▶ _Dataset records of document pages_
=== Begin Enclosure ===

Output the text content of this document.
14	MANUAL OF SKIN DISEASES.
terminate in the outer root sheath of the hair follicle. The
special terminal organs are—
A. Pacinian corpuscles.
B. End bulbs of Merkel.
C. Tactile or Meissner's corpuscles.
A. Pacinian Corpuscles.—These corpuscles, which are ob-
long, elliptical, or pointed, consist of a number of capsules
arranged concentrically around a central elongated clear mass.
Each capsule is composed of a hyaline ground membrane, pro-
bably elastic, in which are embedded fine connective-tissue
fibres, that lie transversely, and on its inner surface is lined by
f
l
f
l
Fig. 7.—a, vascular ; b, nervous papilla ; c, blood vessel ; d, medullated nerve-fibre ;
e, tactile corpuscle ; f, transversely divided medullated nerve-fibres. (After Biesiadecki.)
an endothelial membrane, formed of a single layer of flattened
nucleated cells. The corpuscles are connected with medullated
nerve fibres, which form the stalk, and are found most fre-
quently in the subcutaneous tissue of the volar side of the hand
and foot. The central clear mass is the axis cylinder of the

=== End Enclosure ===

Could you copy out all of the records above exactly?

▶ _WORKED SOLUTION_
Output the text content of this document.
14	MANUAL OF SKIN DISEASES.
terminate in the outer root sheath of the hair follicle. The
special terminal organs are—
A. Pacinian corpuscles.
B. End bulbs of Merkel.
C. Tactile or Meissner's corpuscles.
A. Pacinian Corpuscles.—These corpuscles, which are ob-
long, elliptical, or pointed, consist of a number of capsules
arranged concentrically around a central elongated clear mass.
Each capsule is composed of a hyaline ground membrane, pro-
bably elastic, in which are embedded fine connective-tissue
fibres, that lie transversely, and on its inner surface is lined by
f
l
f
l
Fig. 7.—a, vascular ; b, nervous papilla ; c, blood vessel ; d, medullated nerve-fibre ;
e, tactile corpuscle ; f, transversely divided medullated nerve-fibres. (After Biesiadecki.)
an endothelial membrane, formed of a single layer of flattened
nucleated cells. The corpuscles are connected with medullated
nerve fibres, which form the stalk, and are found most fre-
quently in the subcutaneous tissue of the volar side of the hand
and foot. The central clear mass is the axis cylinder of the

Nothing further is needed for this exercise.